** Start of Material shown **
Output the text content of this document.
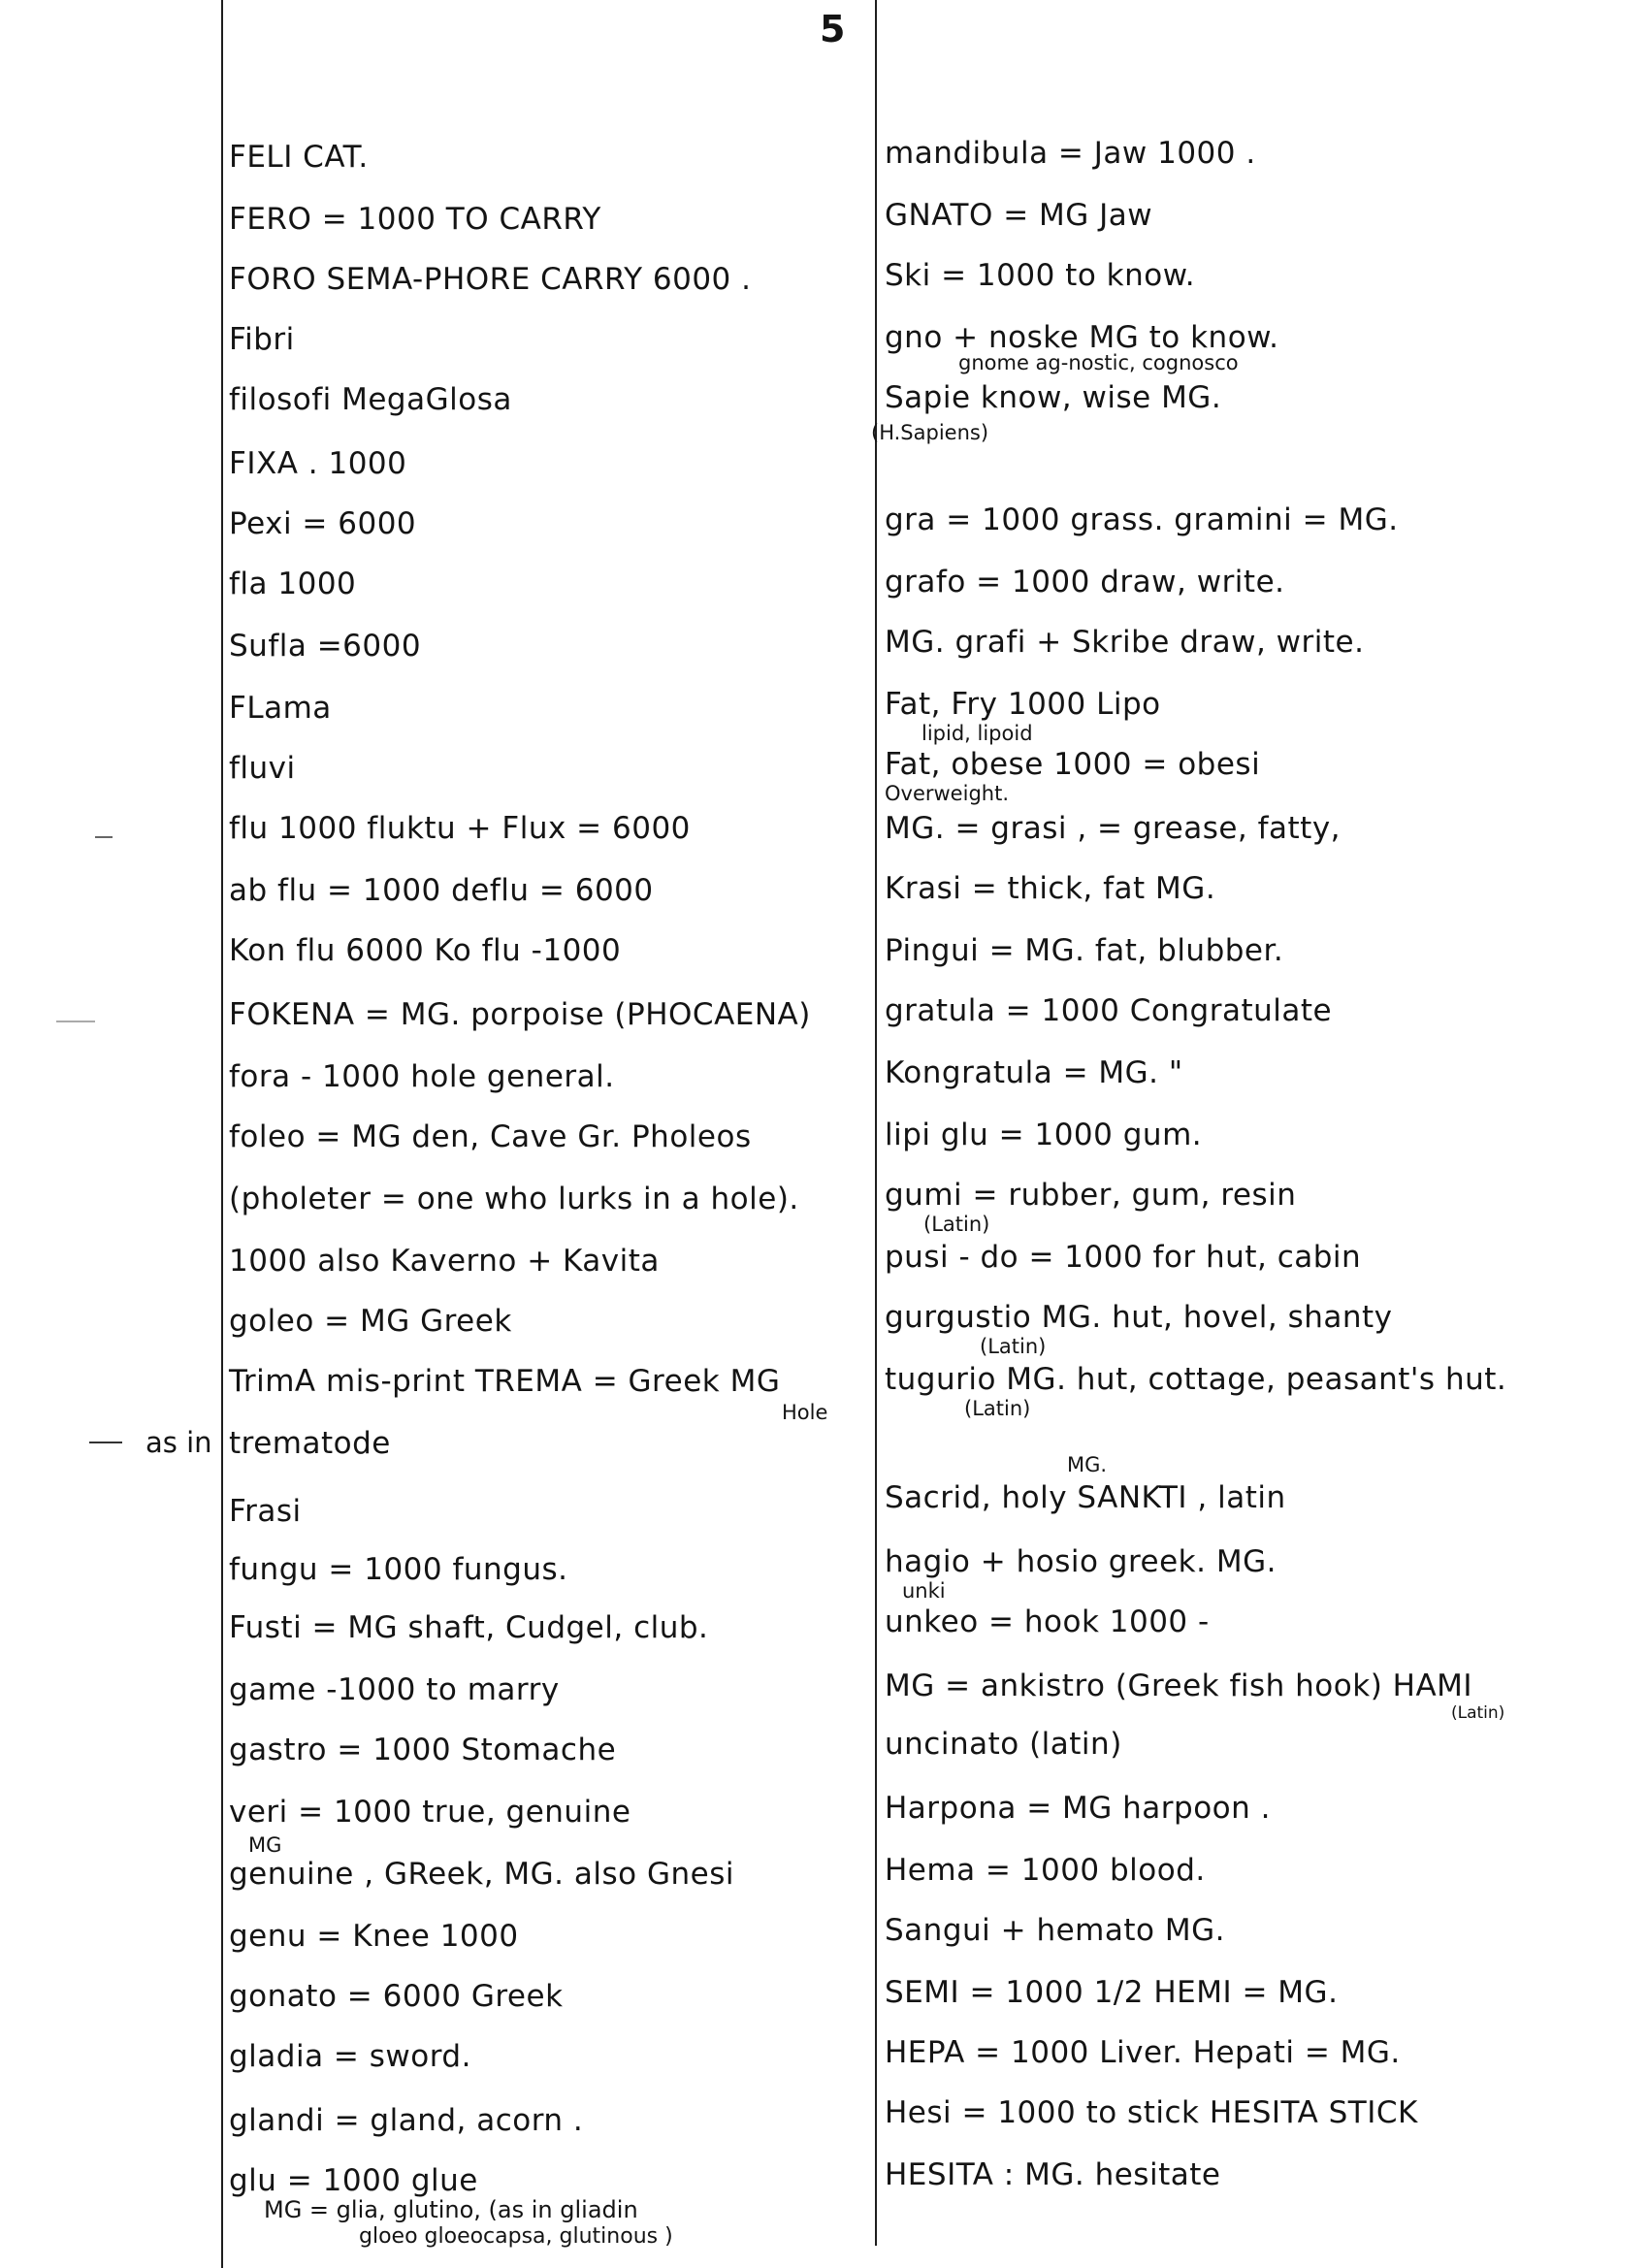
5
as in
FELI CAT.
FERO = 1000 TO CARRY
FORO SEMA-PHORE CARRY 6000 .
Fibri
filosofi MegaGlosa
FIXA . 1000
Pexi = 6000
fla 1000
Sufla =6000
FLama
fluvi
flu 1000 fluktu + Flux = 6000
ab flu = 1000 deflu = 6000
Kon flu 6000 Ko flu -1000
FOKENA = MG. porpoise (PHOCAENA)
fora - 1000 hole general.
foleo = MG den, Cave Gr. Pholeos
(pholeter = one who lurks in a hole).
1000 also Kaverno + Kavita
goleo = MG Greek
TrimA mis-print TREMA = Greek MG
Hole
trematode
Frasi
fungu = 1000 fungus.
Fusti = MG shaft, Cudgel, club.
game -1000 to marry
gastro = 1000 Stomache
veri = 1000 true, genuine
MG
genuine , GReek, MG. also Gnesi
genu = Knee 1000
gonato = 6000 Greek
gladia = sword.
glandi = gland, acorn .
glu = 1000 glue
MG = glia, glutino, (as in gliadin
gloeo gloeocapsa, glutinous )
mandibula = Jaw 1000 .
GNATO = MG Jaw
Ski = 1000 to know.
gno + noske MG to know.
gnome ag-nostic, cognosco
Sapie know, wise MG.
(H.Sapiens)
gra = 1000 grass. gramini = MG.
grafo = 1000 draw, write.
MG. grafi + Skribe draw, write.
Fat, Fry 1000 Lipo
lipid, lipoid
Fat, obese 1000 = obesi
Overweight.
MG. = grasi , = grease, fatty,
Krasi = thick, fat MG.
Pingui = MG. fat, blubber.
gratula = 1000 Congratulate
Kongratula = MG. "
lipi glu = 1000 gum.
gumi = rubber, gum, resin
(Latin)
pusi - do = 1000 for hut, cabin
gurgustio MG. hut, hovel, shanty
(Latin)
tugurio MG. hut, cottage, peasant's hut.
(Latin)
MG.
Sacrid, holy SANKTI , latin
hagio + hosio greek. MG.
unki
unkeo = hook 1000 -
MG = ankistro (Greek fish hook) HAMI
(Latin)
uncinato (latin)
Harpona = MG harpoon .
Hema = 1000 blood.
Sangui + hemato MG.
SEMI = 1000 1/2 HEMI = MG.
HEPA = 1000 Liver. Hepati = MG.
Hesi = 1000 to stick HESITA STICK
HESITA : MG. hesitate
** End of Material shown **
▸ Instruction
Pictures are excluded; repeat every record exactly.

▸ Response to the exercise
Output the text content of this document.
5
as in
FELI CAT.
FERO = 1000 TO CARRY
FORO SEMA-PHORE CARRY 6000 .
Fibri
filosofi MegaGlosa
FIXA . 1000
Pexi = 6000
fla 1000
Sufla =6000
FLama
fluvi
flu 1000 fluktu + Flux = 6000
ab flu = 1000 deflu = 6000
Kon flu 6000 Ko flu -1000
FOKENA = MG. porpoise (PHOCAENA)
fora - 1000 hole general.
foleo = MG den, Cave Gr. Pholeos
(pholeter = one who lurks in a hole).
1000 also Kaverno + Kavita
goleo = MG Greek
TrimA mis-print TREMA = Greek MG
Hole
trematode
Frasi
fungu = 1000 fungus.
Fusti = MG shaft, Cudgel, club.
game -1000 to marry
gastro = 1000 Stomache
veri = 1000 true, genuine
MG
genuine , GReek, MG. also Gnesi
genu = Knee 1000
gonato = 6000 Greek
gladia = sword.
glandi = gland, acorn .
glu = 1000 glue
MG = glia, glutino, (as in gliadin
gloeo gloeocapsa, glutinous )
mandibula = Jaw 1000 .
GNATO = MG Jaw
Ski = 1000 to know.
gno + noske MG to know.
gnome ag-nostic, cognosco
Sapie know, wise MG.
(H.Sapiens)
gra = 1000 grass. gramini = MG.
grafo = 1000 draw, write.
MG. grafi + Skribe draw, write.
Fat, Fry 1000 Lipo
lipid, lipoid
Fat, obese 1000 = obesi
Overweight.
MG. = grasi , = grease, fatty,
Krasi = thick, fat MG.
Pingui = MG. fat, blubber.
gratula = 1000 Congratulate
Kongratula = MG. "
lipi glu = 1000 gum.
gumi = rubber, gum, resin
(Latin)
pusi - do = 1000 for hut, cabin
gurgustio MG. hut, hovel, shanty
(Latin)
tugurio MG. hut, cottage, peasant's hut.
(Latin)
MG.
Sacrid, holy SANKTI , latin
hagio + hosio greek. MG.
unki
unkeo = hook 1000 -
MG = ankistro (Greek fish hook) HAMI
(Latin)
uncinato (latin)
Harpona = MG harpoon .
Hema = 1000 blood.
Sangui + hemato MG.
SEMI = 1000 1/2 HEMI = MG.
HEPA = 1000 Liver. Hepati = MG.
Hesi = 1000 to stick HESITA STICK
HESITA : MG. hesitate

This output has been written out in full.